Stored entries
• • • • • • •

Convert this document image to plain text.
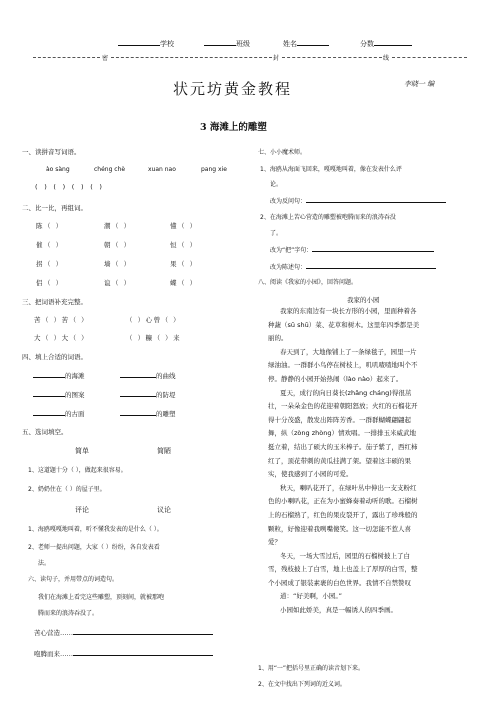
学校	班级	姓名	分数
密	封	线
状元坊黄金教程	李晓一 编
3 海滩上的雕塑
一、读拼音写词语。
ào sàng	chéng chè	xuan nao	pang xie
( ) ( ) ( ) ( )
二、比一比，再组词。
陈（ ）	潮（ ）	懂（ ）
催（ ）	朝（ ）	恒（ ）
拐（ ）	墙（ ）	果（ ）
侣（ ）	谊（ ）	蝶（ ）
三、把词语补充完整。
苦（ ）苦（ ）	（ ）心曾（ ）
大（ ）大（ ）	（ ）糠（ ）来
四、填上合适的词语。
的海滩	的曲线
的图案	的防堤
的古面	的雕塑
五、选词填空。
简单	简陋
1、这道题十分（ ），做起来很容易。
2、奶奶住在（ ）的屋子里。
评论	议论
1、海鸥嘎嘎地叫着，听不懂我发表的是什么（ ）。
2、老师一提出问题，大家（ ）纷纷，各自发表看
法。
六、读句子，并用带点的词造句。
我们在海滩上看完这些雕塑，顶刻间，就被那咆
腾而来的浪涛吞没了。
苦心营造……
咆腾而来……
七、小小魔术师。
1、海鸥从海面飞回来，嘎嘎地叫着，像在发表什么评
论。
改为反问句：
2、在海滩上苦心营造的雕塑被咆腾而来的浪涛吞没
了。
改为“把”字句：
改为陈述句：
八、阅读《我家的小园》，回答问题。
我家的小园
我家的东南边有一块长方形的小园，里面种着各
种蔬（sū shū）菜、花草和树木。这里年四季都是美
丽的。
春天到了，大地像铺上了一条绿毯子，园里一片
绿油油。一群群小鸟停在树枝上，叽叽喳喳地叫个不
停。静静的小园开始热闹（lào nào）起来了。
夏天，成行的向日葵长(zhǎng cháng)得很茁
壮，一朵朵金色的花迎着朝阳怒放；火红的石榴花开
得十分茂盛，散发出阵阵芳香。一群群蝴蝶翩翩起
舞，纵（zòng zhòng）情欢唱。一排排玉米威武地
挺立着，结出了硕大的玉米棒子。茄子紫了，西红柿
红了，顶花带刺的黄瓜挂满了架。望着这丰硕的果
实，使我感到了小园的可爱。
秋天，喇叭花开了，在绿叶丛中伸出一支支粉红
色的小喇叭花，正在为小蜜蜂奏着动听的歌。石榴树
上的石榴熟了，红色的果皮裂开了，露出了珍珠般的
颗粒，好像迎着我咧嘴傻笑。这一切怎能不惹人喜
爱？
冬天，一场大雪过后，园里的石榴树披上了白
雪，残枝披上了白雪，地上也盖上了厚厚的白雪，整
个小园成了银装素裹的白色世界。我情不自禁赞叹
道：“好美啊，小园。”
小园如此娇美，真是一幅诱人的四季画。
1、用“一”把括号里正确的读音划下来。
2、在文中找出下列词的近义词。
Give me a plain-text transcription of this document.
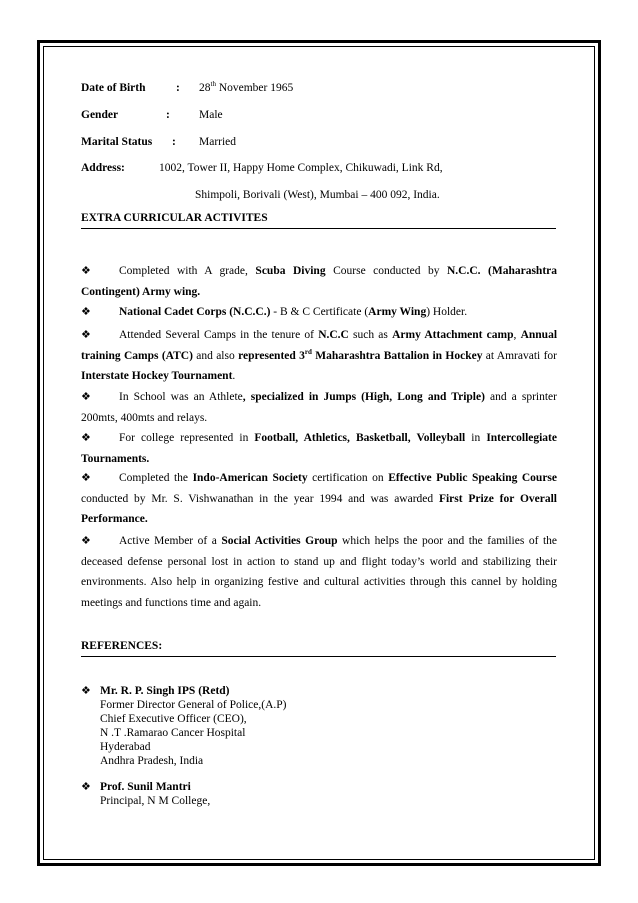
Date of Birth	: 28th November 1965
Gender	:	Male
Marital Status : Married
Address:	1002, Tower II, Happy Home Complex, Chikuwadi, Link Rd,
Shimpoli, Borivali (West), Mumbai – 400 092, India.
EXTRA CURRICULAR ACTIVITES
❖ Completed with A grade, Scuba Diving Course conducted by N.C.C. (Maharashtra Contingent) Army wing.
❖ National Cadet Corps (N.C.C.) - B & C Certificate (Army Wing) Holder.
❖ Attended Several Camps in the tenure of N.C.C such as Army Attachment camp, Annual training Camps (ATC) and also represented 3rd Maharashtra Battalion in Hockey at Amravati for Interstate Hockey Tournament.
❖ In School was an Athlete, specialized in Jumps (High, Long and Triple) and a sprinter 200mts, 400mts and relays.
❖ For college represented in Football, Athletics, Basketball, Volleyball in Intercollegiate Tournaments.
❖ Completed the Indo-American Society certification on Effective Public Speaking Course conducted by Mr. S. Vishwanathan in the year 1994 and was awarded First Prize for Overall Performance.
❖ Active Member of a Social Activities Group which helps the poor and the families of the deceased defense personal lost in action to stand up and flight today’s world and stabilizing their environments. Also help in organizing festive and cultural activities through this cannel by holding meetings and functions time and again.
REFERENCES:
❖ Mr. R. P. Singh IPS (Retd)
Former Director General of Police,(A.P)
Chief Executive Officer (CEO),
N .T .Ramarao Cancer Hospital
Hyderabad
Andhra Pradesh, India
❖ Prof. Sunil Mantri
Principal, N M College,
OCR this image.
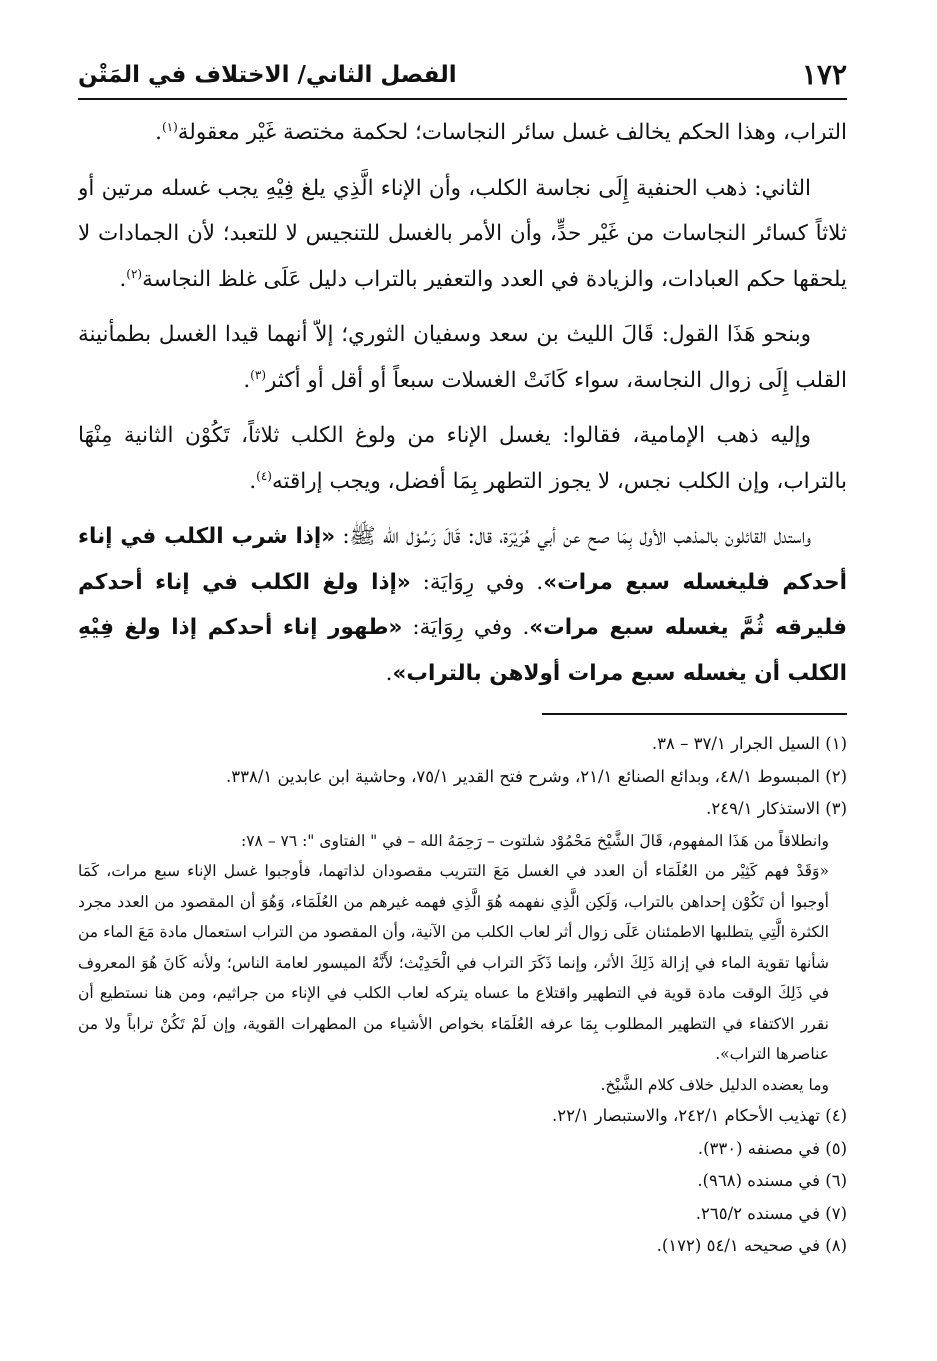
١٧٢
الفصل الثاني/ الاختلاف في المَتْن

التراب، وهذا الحكم يخالف غسل سائر النجاسات؛ لحكمة مختصة غَيْر معقولة$^{(١)}$.

الثاني: ذهب الحنفية إِلَى نجاسة الكلب، وأن الإناء الَّذِي يلغ فِيْهِ يجب غسله مرتين أو ثلاثاً كسائر النجاسات من غَيْر حدٍّ، وأن الأمر بالغسل للتنجيس لا للتعبد؛ لأن الجمادات لا يلحقها حكم العبادات، والزيادة في العدد والتعفير بالتراب دليل عَلَى غلظ النجاسة$^{(٢)}$.

وبنحو هَذَا القول: قَالَ الليث بن سعد وسفيان الثوري؛ إلاّ أنهما قيدا الغسل بطمأنينة القلب إِلَى زوال النجاسة، سواء كَانَتْ الغسلات سبعاً أو أقل أو أكثر$^{(٣)}$.

وإليه ذهب الإمامية، فقالوا: يغسل الإناء من ولوغ الكلب ثلاثاً، تَكُوْن الثانية مِنْهَا بالتراب، وإن الكلب نجس، لا يجوز التطهر بِمَا أفضل، ويجب إراقته$^{(٤)}$.

واستدل القائلون بالمذهب الأول بِمَا صح عن أبي هُرَيْرَة، قال: قَالَ رَسُوْل الله ﷺ: «إذا شرب الكلب في إناء أحدكم فليغسله سبع مرات». وفي رِوَايَة: «إذا ولغ الكلب في إناء أحدكم فليرقه ثُمَّ يغسله سبع مرات». وفي رِوَايَة: «طهور إناء أحدكم إذا ولغ فِيْهِ الكلب أن يغسله سبع مرات أولاهن بالتراب».

(١) السيل الجرار ٣٧/١ – ٣٨.

(٢) المبسوط ٤٨/١، وبدائع الصنائع ٢١/١، وشرح فتح القدير ٧٥/١، وحاشية ابن عابدين ٣٣٨/١.

(٣) الاستذكار ٢٤٩/١.

وانطلاقاً من هَذَا المفهوم، قَالَ الشَّيْخ مَحْمُوْد شلتوت – رَحِمَهُ الله – في " الفتاوى ": ٧٦ – ٧٨:

«وَقَدْ فهم كَثِيْر من العُلَمَاء أن العدد في الغسل مَعَ التتريب مقصودان لذاتهما، فأوجبوا غسل الإناء سبع مرات، كَمَا أوجبوا أن تَكُوْن إحداهن بالتراب، وَلَكِن الَّذِي نفهمه هُوَ الَّذِي فهمه غيرهم من العُلَمَاء، وَهُوَ أن المقصود من العدد مجرد الكثرة الَّتِي يتطلبها الاطمئنان عَلَى زوال أثر لعاب الكلب من الآنية، وأن المقصود من التراب استعمال مادة مَعَ الماء من شأنها تقوية الماء في إزالة ذَلِكَ الأثر، وإنما ذَكَرَ التراب في الْحَدِيْث؛ لأَنَّهُ الميسور لعامة الناس؛ ولأنه كَانَ هُوَ المعروف في ذَلِكَ الوقت مادة قوية في التطهير واقتلاع ما عساه يتركه لعاب الكلب في الإناء من جراثيم، ومن هنا نستطيع أن نقرر الاكتفاء في التطهير المطلوب بِمَا عرفه العُلَمَاء بخواص الأشياء من المطهرات القوية، وإن لَمْ تَكُنْ تراباً ولا من عناصرها التراب».

وما يعضده الدليل خلاف كلام الشَّيْخ.

(٤) تهذيب الأحكام ٢٤٢/١، والاستبصار ٢٢/١.

(٥) في مصنفه (٣٣٠).

(٦) في مسنده (٩٦٨).

(٧) في مسنده ٢٦٥/٢.

(٨) في صحيحه ٥٤/١ (١٧٢).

• • • • • • •

### EXERCISE
Extract all lines of the records above that include "text".

### SOLUTION TO THE EXERCISE
Convert this document image to plain text.
Give me a plain-text transcription of this document.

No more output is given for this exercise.